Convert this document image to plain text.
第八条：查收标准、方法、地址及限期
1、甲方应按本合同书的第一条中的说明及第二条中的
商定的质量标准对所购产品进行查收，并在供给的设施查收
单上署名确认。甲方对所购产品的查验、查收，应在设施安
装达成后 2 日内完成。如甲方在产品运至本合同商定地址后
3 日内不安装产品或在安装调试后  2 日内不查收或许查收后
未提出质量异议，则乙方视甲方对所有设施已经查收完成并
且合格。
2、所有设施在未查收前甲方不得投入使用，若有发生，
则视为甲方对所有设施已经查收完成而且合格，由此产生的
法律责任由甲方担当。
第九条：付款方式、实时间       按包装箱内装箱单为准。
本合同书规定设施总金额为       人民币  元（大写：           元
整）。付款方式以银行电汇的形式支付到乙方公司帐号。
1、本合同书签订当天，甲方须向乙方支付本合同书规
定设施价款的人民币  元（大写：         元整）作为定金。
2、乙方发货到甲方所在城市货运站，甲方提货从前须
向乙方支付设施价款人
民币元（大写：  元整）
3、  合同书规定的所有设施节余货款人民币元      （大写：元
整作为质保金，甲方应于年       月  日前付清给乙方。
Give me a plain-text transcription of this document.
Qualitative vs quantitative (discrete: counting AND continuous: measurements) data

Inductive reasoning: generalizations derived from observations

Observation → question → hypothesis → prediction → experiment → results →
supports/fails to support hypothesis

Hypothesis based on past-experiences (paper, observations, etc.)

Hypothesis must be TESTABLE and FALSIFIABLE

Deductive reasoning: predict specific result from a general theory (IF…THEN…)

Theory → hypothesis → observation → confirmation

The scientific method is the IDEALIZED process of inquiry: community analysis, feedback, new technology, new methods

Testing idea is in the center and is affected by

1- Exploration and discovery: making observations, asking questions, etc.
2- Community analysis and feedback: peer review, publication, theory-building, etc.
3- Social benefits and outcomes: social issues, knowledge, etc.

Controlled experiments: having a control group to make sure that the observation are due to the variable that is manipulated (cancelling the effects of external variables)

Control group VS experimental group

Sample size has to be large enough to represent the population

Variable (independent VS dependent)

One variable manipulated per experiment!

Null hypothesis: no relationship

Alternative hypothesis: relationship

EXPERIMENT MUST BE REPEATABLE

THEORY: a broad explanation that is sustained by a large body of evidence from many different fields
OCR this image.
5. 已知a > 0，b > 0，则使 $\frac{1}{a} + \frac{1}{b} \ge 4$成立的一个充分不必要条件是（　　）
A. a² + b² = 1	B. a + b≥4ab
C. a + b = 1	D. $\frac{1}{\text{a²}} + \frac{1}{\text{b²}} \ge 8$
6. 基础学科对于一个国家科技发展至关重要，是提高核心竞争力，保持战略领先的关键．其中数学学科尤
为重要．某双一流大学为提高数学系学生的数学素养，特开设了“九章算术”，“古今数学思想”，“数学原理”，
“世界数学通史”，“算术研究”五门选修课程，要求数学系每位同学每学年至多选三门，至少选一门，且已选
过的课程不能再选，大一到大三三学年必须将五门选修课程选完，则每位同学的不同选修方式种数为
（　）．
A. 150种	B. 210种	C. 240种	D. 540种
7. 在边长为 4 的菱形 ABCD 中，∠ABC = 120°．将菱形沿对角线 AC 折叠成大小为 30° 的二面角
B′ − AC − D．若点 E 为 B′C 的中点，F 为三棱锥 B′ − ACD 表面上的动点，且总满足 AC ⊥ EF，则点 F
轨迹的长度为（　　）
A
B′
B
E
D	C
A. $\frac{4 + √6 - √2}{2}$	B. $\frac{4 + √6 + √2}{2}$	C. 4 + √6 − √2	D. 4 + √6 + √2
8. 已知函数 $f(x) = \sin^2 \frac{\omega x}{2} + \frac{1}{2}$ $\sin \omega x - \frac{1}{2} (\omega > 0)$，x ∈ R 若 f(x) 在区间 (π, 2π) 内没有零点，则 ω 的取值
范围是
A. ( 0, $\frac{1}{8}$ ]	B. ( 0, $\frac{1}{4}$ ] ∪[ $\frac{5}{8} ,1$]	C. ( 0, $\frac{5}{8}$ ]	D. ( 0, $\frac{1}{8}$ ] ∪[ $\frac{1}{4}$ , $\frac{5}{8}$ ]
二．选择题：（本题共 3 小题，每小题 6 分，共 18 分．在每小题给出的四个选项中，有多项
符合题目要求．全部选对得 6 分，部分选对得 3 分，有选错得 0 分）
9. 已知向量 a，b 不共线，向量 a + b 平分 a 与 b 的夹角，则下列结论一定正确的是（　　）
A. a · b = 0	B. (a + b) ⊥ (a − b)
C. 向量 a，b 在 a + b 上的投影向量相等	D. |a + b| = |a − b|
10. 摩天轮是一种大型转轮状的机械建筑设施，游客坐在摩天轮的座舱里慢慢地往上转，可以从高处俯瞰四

Your task
Every line above that contains the word "text" should be reported.

Solution for this exercise
Convert this document image to plain text.
Give me a plain-text transcription of this document.
C. a + b = 1	D. $\frac{1}{\text{a²}} + \frac{1}{\text{b²}} \ge 8$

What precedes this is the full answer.